● EXERCISE PROMPT
Separate out the lines that hold "amount".

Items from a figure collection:
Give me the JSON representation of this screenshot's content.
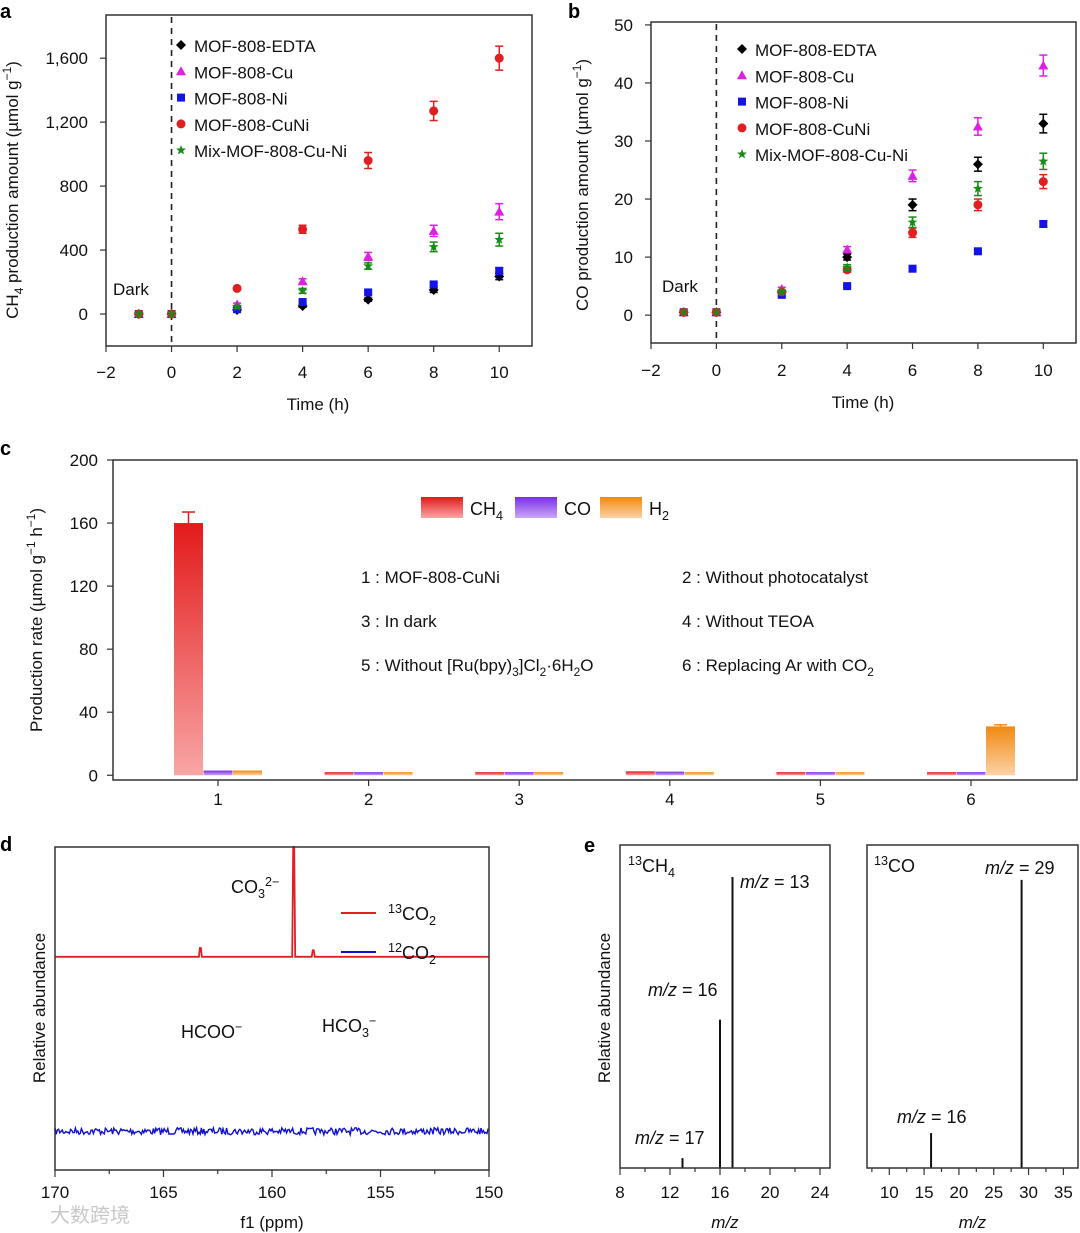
{
  "panel_letters": [
    "a",
    "b",
    "c",
    "d",
    "e"
  ],
  "watermark": "大数跨境",
  "chart_data": [
    {
      "id": "a",
      "type": "scatter",
      "title": "",
      "xlabel": [
        [
          "Time (h)",
          ""
        ]
      ],
      "ylabel": [
        [
          "CH",
          ""
        ],
        [
          "4",
          "sub"
        ],
        [
          " production amount (µmol g",
          ""
        ],
        [
          "−1",
          "sup"
        ],
        [
          ")",
          ""
        ]
      ],
      "xlim": [
        -2,
        11
      ],
      "ylim": [
        -200,
        1870
      ],
      "xticks": [
        -2,
        0,
        2,
        4,
        6,
        8,
        10
      ],
      "xtick_labels": [
        "−2",
        "0",
        "2",
        "4",
        "6",
        "8",
        "10"
      ],
      "yticks": [
        0,
        400,
        800,
        1200,
        1600
      ],
      "ytick_labels": [
        "0",
        "400",
        "800",
        "1,200",
        "1,600"
      ],
      "annotation": "Dark",
      "divider_x": 0,
      "legend_position": "top-left",
      "x": [
        -1,
        0,
        2,
        4,
        6,
        8,
        10
      ],
      "series": [
        {
          "name": "MOF-808-EDTA",
          "marker": "diamond",
          "color": "#000000",
          "values": [
            0,
            0,
            25,
            50,
            90,
            150,
            235
          ],
          "errors": [
            0,
            0,
            5,
            8,
            10,
            15,
            20
          ]
        },
        {
          "name": "MOF-808-Cu",
          "marker": "triangle",
          "color": "#e020e0",
          "values": [
            0,
            0,
            60,
            205,
            360,
            520,
            640
          ],
          "errors": [
            0,
            0,
            8,
            15,
            25,
            35,
            50
          ]
        },
        {
          "name": "MOF-808-Ni",
          "marker": "square",
          "color": "#1414e6",
          "values": [
            0,
            0,
            30,
            75,
            135,
            185,
            270
          ],
          "errors": [
            0,
            0,
            5,
            8,
            10,
            10,
            20
          ]
        },
        {
          "name": "MOF-808-CuNi",
          "marker": "circle",
          "color": "#e02020",
          "values": [
            0,
            0,
            160,
            530,
            960,
            1270,
            1600
          ],
          "errors": [
            0,
            0,
            10,
            25,
            50,
            60,
            75
          ]
        },
        {
          "name": "Mix-MOF-808-Cu-Ni",
          "marker": "star",
          "color": "#1a8a1a",
          "values": [
            0,
            0,
            45,
            145,
            300,
            420,
            465
          ],
          "errors": [
            0,
            0,
            8,
            15,
            20,
            30,
            40
          ]
        }
      ]
    },
    {
      "id": "b",
      "type": "scatter",
      "title": "",
      "xlabel": [
        [
          "Time (h)",
          ""
        ]
      ],
      "ylabel": [
        [
          "CO production amount (µmol g",
          ""
        ],
        [
          "−1",
          "sup"
        ],
        [
          ")",
          ""
        ]
      ],
      "xlim": [
        -2,
        11
      ],
      "ylim": [
        -4.8,
        50.5
      ],
      "xticks": [
        -2,
        0,
        2,
        4,
        6,
        8,
        10
      ],
      "xtick_labels": [
        "−2",
        "0",
        "2",
        "4",
        "6",
        "8",
        "10"
      ],
      "yticks": [
        0,
        10,
        20,
        30,
        40,
        50
      ],
      "ytick_labels": [
        "0",
        "10",
        "20",
        "30",
        "40",
        "50"
      ],
      "annotation": "Dark",
      "divider_x": 0,
      "legend_position": "top-left",
      "x": [
        -1,
        0,
        2,
        4,
        6,
        8,
        10
      ],
      "series": [
        {
          "name": "MOF-808-EDTA",
          "marker": "diamond",
          "color": "#000000",
          "values": [
            0.5,
            0.5,
            4,
            10,
            19,
            26,
            33
          ],
          "errors": [
            0,
            0,
            0.3,
            0.5,
            1,
            1.2,
            1.6
          ]
        },
        {
          "name": "MOF-808-Cu",
          "marker": "triangle",
          "color": "#e020e0",
          "values": [
            0.5,
            0.5,
            4.5,
            11.3,
            24,
            32.5,
            43
          ],
          "errors": [
            0,
            0,
            0.3,
            0.5,
            1,
            1.5,
            1.8
          ]
        },
        {
          "name": "MOF-808-Ni",
          "marker": "square",
          "color": "#1414e6",
          "values": [
            0.5,
            0.5,
            3.5,
            5,
            8,
            11,
            15.7
          ],
          "errors": [
            0,
            0,
            0.2,
            0.2,
            0.3,
            0.3,
            0.5
          ]
        },
        {
          "name": "MOF-808-CuNi",
          "marker": "circle",
          "color": "#e02020",
          "values": [
            0.5,
            0.5,
            4,
            7.8,
            14.2,
            19,
            23
          ],
          "errors": [
            0,
            0,
            0.3,
            0.4,
            0.8,
            1,
            1.2
          ]
        },
        {
          "name": "Mix-MOF-808-Cu-Ni",
          "marker": "star",
          "color": "#1a8a1a",
          "values": [
            0.5,
            0.5,
            4,
            8.2,
            16,
            21.8,
            26.5
          ],
          "errors": [
            0,
            0,
            0.3,
            0.5,
            0.9,
            1.2,
            1.4
          ]
        }
      ]
    },
    {
      "id": "c",
      "type": "bar",
      "xlabel": [
        [
          "",
          ""
        ]
      ],
      "ylabel": [
        [
          "Production rate (µmol g",
          ""
        ],
        [
          "−1",
          "sup"
        ],
        [
          " h",
          ""
        ],
        [
          "−1",
          "sup"
        ],
        [
          ")",
          ""
        ]
      ],
      "ylim": [
        -3,
        200
      ],
      "yticks": [
        0,
        40,
        80,
        120,
        160,
        200
      ],
      "ytick_labels": [
        "0",
        "40",
        "80",
        "120",
        "160",
        "200"
      ],
      "categories": [
        "1",
        "2",
        "3",
        "4",
        "5",
        "6"
      ],
      "legend_position": "top-center",
      "series": [
        {
          "name": [
            [
              "CH",
              ""
            ],
            [
              "4",
              "sub"
            ]
          ],
          "id": "CH4",
          "color_top": "#e31a1a",
          "color_bottom": "#f9a5a5",
          "values": [
            160,
            2,
            2,
            2.5,
            2,
            2
          ],
          "errors": [
            7,
            0,
            0,
            0,
            0,
            0
          ]
        },
        {
          "name": [
            [
              "CO",
              ""
            ]
          ],
          "id": "CO",
          "color_top": "#7a2ee6",
          "color_bottom": "#cba6f7",
          "values": [
            3,
            2,
            2,
            2.3,
            2,
            2
          ],
          "errors": [
            0,
            0,
            0,
            0,
            0,
            0
          ]
        },
        {
          "name": [
            [
              "H",
              ""
            ],
            [
              "2",
              "sub"
            ]
          ],
          "id": "H2",
          "color_top": "#f08a10",
          "color_bottom": "#fcd2a6",
          "values": [
            3,
            2,
            2,
            2,
            2,
            31
          ],
          "errors": [
            0,
            0,
            0,
            0,
            0,
            1
          ]
        }
      ],
      "conditions": [
        [
          [
            "1 : MOF-808-CuNi",
            ""
          ]
        ],
        [
          [
            "2 : Without photocatalyst",
            ""
          ]
        ],
        [
          [
            "3 : In dark",
            ""
          ]
        ],
        [
          [
            "4 : Without TEOA",
            ""
          ]
        ],
        [
          [
            "5 : Without [Ru(bpy)",
            ""
          ],
          [
            "3",
            "sub"
          ],
          [
            "]Cl",
            ""
          ],
          [
            "2",
            "sub"
          ],
          [
            "·6H",
            ""
          ],
          [
            "2",
            "sub"
          ],
          [
            "O",
            ""
          ]
        ],
        [
          [
            "6 : Replacing Ar with CO",
            ""
          ],
          [
            "2",
            "sub"
          ]
        ]
      ]
    },
    {
      "id": "d",
      "type": "line",
      "xlabel": [
        [
          "f1 (ppm)",
          ""
        ]
      ],
      "ylabel": [
        [
          "Relative abundance",
          ""
        ]
      ],
      "xlim": [
        170,
        150
      ],
      "xticks": [
        170,
        165,
        160,
        155,
        150
      ],
      "xtick_labels": [
        "170",
        "165",
        "160",
        "155",
        "150"
      ],
      "legend_position": "top-right",
      "series": [
        {
          "name": [
            [
              "13",
              "sup"
            ],
            [
              "CO",
              ""
            ],
            [
              "2",
              "sub"
            ]
          ],
          "color": "#e02020",
          "offset": 0.66,
          "peaks": [
            {
              "ppm": 163.3,
              "height": 0.08
            },
            {
              "ppm": 159.0,
              "height": 1.0
            },
            {
              "ppm": 158.1,
              "height": 0.06
            }
          ]
        },
        {
          "name": [
            [
              "12",
              "sup"
            ],
            [
              "CO",
              ""
            ],
            [
              "2",
              "sub"
            ]
          ],
          "color": "#1010d0",
          "offset": 0.12,
          "peaks": []
        }
      ],
      "annotations": [
        {
          "ppm": 159.0,
          "text": [
            [
              "CO",
              ""
            ],
            [
              "3",
              "sub"
            ],
            [
              "2−",
              "sup"
            ]
          ]
        },
        {
          "ppm": 163.3,
          "text": [
            [
              "HCOO",
              ""
            ],
            [
              "−",
              "sup"
            ]
          ]
        },
        {
          "ppm": 158.1,
          "text": [
            [
              "HCO",
              ""
            ],
            [
              "3",
              "sub"
            ],
            [
              "−",
              "sup"
            ]
          ]
        }
      ]
    },
    {
      "id": "e1",
      "type": "bar",
      "title": [
        [
          "13",
          "sup"
        ],
        [
          "CH",
          ""
        ],
        [
          "4",
          "sub"
        ]
      ],
      "xlabel": [
        [
          "m/z",
          "i"
        ]
      ],
      "ylabel": [
        [
          "Relative abundance",
          ""
        ]
      ],
      "xlim": [
        8,
        24.8
      ],
      "ylim": [
        0,
        1.11
      ],
      "xticks": [
        8,
        12,
        16,
        20,
        24
      ],
      "xtick_labels": [
        "8",
        "12",
        "16",
        "20",
        "24"
      ],
      "peaks": [
        {
          "mz": 13,
          "value": 0.034,
          "label": [
            [
              "m/z",
              "i"
            ],
            [
              " = 13",
              ""
            ]
          ]
        },
        {
          "mz": 16,
          "value": 0.51,
          "label": [
            [
              "m/z",
              "i"
            ],
            [
              " = 16",
              ""
            ]
          ]
        },
        {
          "mz": 17,
          "value": 1.0,
          "label": [
            [
              "m/z",
              "i"
            ],
            [
              " = 17",
              ""
            ]
          ]
        }
      ]
    },
    {
      "id": "e2",
      "type": "bar",
      "title": [
        [
          "13",
          "sup"
        ],
        [
          "CO",
          ""
        ]
      ],
      "xlabel": [
        [
          "m/z",
          "i"
        ]
      ],
      "ylabel": [],
      "xlim": [
        6.8,
        37.1
      ],
      "ylim": [
        0,
        1.11
      ],
      "xticks": [
        10,
        15,
        20,
        25,
        30,
        35
      ],
      "xtick_labels": [
        "10",
        "15",
        "20",
        "25",
        "30",
        "35"
      ],
      "peaks": [
        {
          "mz": 16,
          "value": 0.12,
          "label": [
            [
              "m/z",
              "i"
            ],
            [
              " = 16",
              ""
            ]
          ]
        },
        {
          "mz": 29,
          "value": 0.99,
          "label": [
            [
              "m/z",
              "i"
            ],
            [
              " = 29",
              ""
            ]
          ]
        }
      ]
    }
  ]
}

● ANSWER TO THE PROBLEM
          " production amount (µmol g",
          "CO production amount (µmol g",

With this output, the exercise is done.